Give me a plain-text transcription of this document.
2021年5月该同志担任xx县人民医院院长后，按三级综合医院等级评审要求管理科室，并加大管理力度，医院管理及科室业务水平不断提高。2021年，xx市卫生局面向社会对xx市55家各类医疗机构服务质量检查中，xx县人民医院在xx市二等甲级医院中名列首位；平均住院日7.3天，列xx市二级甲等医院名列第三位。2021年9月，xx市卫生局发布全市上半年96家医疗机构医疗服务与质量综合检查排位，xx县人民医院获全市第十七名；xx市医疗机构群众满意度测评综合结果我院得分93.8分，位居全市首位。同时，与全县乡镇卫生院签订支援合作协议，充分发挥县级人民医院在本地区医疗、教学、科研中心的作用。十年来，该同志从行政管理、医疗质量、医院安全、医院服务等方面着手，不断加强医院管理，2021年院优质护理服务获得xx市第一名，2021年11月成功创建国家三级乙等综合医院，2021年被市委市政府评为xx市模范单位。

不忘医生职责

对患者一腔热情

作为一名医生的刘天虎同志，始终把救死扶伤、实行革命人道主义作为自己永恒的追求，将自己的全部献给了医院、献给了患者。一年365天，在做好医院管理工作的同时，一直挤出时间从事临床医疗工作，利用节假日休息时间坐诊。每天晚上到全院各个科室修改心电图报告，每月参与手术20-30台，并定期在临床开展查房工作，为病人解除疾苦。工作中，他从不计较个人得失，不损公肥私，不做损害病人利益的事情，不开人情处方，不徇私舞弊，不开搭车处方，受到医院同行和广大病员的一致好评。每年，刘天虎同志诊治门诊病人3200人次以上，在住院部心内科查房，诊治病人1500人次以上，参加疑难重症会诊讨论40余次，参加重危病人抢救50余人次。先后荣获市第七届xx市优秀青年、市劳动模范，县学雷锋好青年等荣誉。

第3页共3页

____________

## [Problem to solve]
Every line of the data above should be reproduced word for word.

## [Solution]
Give me a plain-text transcription of this document.
2021年5月该同志担任xx县人民医院院长后，按三级综合医院等级评审要求管理科室，并加大管理力度，医院管理及科室业务水平不断提高。2021年，xx市卫生局面向社会对xx市55家各类医疗机构服务质量检查中，xx县人民医院在xx市二等甲级医院中名列首位；平均住院日7.3天，列xx市二级甲等医院名列第三位。2021年9月，xx市卫生局发布全市上半年96家医疗机构医疗服务与质量综合检查排位，xx县人民医院获全市第十七名；xx市医疗机构群众满意度测评综合结果我院得分93.8分，位居全市首位。同时，与全县乡镇卫生院签订支援合作协议，充分发挥县级人民医院在本地区医疗、教学、科研中心的作用。十年来，该同志从行政管理、医疗质量、医院安全、医院服务等方面着手，不断加强医院管理，2021年院优质护理服务获得xx市第一名，2021年11月成功创建国家三级乙等综合医院，2021年被市委市政府评为xx市模范单位。

不忘医生职责

对患者一腔热情

作为一名医生的刘天虎同志，始终把救死扶伤、实行革命人道主义作为自己永恒的追求，将自己的全部献给了医院、献给了患者。一年365天，在做好医院管理工作的同时，一直挤出时间从事临床医疗工作，利用节假日休息时间坐诊。每天晚上到全院各个科室修改心电图报告，每月参与手术20-30台，并定期在临床开展查房工作，为病人解除疾苦。工作中，他从不计较个人得失，不损公肥私，不做损害病人利益的事情，不开人情处方，不徇私舞弊，不开搭车处方，受到医院同行和广大病员的一致好评。每年，刘天虎同志诊治门诊病人3200人次以上，在住院部心内科查房，诊治病人1500人次以上，参加疑难重症会诊讨论40余次，参加重危病人抢救50余人次。先后荣获市第七届xx市优秀青年、市劳动模范，县学雷锋好青年等荣誉。

第3页共3页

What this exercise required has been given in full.